_SET PROBLEM_
Return each line that holds the word "Remove".

Collected data entries
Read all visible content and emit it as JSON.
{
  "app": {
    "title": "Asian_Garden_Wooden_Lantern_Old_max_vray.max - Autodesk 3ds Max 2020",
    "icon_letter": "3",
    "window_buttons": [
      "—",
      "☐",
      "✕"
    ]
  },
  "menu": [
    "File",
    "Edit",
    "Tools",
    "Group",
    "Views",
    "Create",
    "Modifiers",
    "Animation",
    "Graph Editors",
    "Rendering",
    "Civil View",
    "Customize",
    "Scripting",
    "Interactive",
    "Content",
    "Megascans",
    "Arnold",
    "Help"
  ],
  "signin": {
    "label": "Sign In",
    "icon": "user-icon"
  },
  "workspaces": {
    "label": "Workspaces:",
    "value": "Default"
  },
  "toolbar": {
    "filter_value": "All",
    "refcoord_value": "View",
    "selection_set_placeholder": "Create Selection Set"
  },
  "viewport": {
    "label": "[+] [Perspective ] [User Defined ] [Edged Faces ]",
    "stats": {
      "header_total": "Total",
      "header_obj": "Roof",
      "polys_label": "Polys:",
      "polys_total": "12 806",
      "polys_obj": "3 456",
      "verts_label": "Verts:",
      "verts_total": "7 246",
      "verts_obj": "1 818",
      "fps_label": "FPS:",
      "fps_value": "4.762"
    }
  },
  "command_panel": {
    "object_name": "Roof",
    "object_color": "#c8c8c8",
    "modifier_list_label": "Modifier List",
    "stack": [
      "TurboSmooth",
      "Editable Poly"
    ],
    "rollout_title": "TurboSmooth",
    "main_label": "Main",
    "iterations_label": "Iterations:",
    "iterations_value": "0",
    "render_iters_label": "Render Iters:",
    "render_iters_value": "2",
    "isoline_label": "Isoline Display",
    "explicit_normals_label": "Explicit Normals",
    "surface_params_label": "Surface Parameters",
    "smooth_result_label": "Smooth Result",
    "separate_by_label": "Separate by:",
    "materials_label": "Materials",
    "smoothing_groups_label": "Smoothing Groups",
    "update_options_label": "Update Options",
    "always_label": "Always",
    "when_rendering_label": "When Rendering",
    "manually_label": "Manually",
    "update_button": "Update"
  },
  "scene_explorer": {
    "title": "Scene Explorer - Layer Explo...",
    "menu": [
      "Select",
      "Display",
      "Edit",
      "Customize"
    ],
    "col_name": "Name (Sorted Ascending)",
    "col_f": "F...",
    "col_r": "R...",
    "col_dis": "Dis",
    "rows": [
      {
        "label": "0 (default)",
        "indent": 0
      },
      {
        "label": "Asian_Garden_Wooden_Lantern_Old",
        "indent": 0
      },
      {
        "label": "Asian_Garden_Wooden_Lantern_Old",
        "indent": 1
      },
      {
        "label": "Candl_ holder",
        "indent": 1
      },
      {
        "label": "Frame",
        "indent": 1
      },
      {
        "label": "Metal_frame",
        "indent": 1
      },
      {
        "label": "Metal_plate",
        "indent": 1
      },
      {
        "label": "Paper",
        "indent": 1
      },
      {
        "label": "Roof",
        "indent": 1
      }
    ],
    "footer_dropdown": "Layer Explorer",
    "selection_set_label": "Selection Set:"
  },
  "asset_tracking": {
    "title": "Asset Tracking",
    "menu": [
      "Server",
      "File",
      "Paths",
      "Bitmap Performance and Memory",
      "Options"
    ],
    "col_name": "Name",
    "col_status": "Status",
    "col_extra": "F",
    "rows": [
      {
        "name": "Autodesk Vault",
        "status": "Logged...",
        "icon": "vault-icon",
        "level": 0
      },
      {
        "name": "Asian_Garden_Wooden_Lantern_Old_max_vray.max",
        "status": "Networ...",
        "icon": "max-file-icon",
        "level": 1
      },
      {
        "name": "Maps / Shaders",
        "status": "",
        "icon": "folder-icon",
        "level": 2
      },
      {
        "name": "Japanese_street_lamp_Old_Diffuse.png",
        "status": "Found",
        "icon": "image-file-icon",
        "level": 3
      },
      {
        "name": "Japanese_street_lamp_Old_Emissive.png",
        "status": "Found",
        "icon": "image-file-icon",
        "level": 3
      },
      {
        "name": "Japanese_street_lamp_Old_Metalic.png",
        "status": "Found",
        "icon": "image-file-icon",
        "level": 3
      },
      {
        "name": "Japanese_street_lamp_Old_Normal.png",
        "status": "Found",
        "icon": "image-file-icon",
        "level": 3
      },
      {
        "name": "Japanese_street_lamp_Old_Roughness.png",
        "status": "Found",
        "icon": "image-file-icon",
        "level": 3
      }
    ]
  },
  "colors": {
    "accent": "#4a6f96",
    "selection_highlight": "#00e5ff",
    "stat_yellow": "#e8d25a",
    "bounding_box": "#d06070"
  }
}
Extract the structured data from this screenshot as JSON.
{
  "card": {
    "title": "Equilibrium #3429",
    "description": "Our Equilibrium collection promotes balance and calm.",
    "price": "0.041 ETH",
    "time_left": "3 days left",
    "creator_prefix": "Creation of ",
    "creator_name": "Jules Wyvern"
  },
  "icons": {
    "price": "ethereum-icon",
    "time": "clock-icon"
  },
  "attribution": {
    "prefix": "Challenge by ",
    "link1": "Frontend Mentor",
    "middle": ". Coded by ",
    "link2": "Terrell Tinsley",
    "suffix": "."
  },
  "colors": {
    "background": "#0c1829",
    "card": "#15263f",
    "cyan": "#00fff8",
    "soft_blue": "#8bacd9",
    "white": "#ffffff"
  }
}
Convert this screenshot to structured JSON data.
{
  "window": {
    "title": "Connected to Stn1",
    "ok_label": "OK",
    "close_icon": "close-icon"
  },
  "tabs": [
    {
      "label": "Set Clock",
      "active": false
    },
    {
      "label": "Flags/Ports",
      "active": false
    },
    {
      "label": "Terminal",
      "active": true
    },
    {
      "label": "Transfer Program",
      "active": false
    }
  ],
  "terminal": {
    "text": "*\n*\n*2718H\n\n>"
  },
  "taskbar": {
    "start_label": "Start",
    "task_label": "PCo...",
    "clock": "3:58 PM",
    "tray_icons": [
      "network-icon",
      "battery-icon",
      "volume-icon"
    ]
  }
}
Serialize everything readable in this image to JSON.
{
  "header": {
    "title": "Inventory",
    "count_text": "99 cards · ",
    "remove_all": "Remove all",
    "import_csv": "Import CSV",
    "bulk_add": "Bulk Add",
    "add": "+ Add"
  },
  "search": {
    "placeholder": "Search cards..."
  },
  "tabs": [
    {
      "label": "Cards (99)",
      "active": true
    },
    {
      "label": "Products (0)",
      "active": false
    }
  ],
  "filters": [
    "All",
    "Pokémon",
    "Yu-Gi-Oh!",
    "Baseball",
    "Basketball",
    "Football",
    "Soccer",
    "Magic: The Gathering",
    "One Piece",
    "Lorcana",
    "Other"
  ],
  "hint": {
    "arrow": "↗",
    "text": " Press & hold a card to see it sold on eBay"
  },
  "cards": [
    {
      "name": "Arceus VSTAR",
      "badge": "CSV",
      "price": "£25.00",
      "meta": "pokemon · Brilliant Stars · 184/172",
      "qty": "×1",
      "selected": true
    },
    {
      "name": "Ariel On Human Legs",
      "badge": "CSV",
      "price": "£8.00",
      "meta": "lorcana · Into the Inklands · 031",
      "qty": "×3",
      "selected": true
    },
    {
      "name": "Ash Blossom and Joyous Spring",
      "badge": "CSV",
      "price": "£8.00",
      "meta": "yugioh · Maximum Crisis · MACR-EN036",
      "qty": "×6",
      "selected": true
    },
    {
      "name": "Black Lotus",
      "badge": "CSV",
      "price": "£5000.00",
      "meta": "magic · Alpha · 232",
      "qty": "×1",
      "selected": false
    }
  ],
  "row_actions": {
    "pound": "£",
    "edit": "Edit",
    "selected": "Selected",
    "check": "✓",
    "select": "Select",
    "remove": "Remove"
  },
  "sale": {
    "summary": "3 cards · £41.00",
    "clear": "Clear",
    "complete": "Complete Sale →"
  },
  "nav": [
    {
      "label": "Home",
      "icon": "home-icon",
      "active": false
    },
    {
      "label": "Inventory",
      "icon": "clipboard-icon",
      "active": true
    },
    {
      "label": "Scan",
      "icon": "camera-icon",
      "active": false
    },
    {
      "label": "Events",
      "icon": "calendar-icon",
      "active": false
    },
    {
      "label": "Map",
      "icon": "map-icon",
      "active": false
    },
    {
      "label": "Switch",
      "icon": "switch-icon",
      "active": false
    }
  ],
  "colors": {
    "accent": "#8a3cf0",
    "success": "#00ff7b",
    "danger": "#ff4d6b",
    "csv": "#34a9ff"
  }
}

_SOLUTION FOR THIS EXERCISE_
    "remove_all": "Remove all",
    "remove": "Remove"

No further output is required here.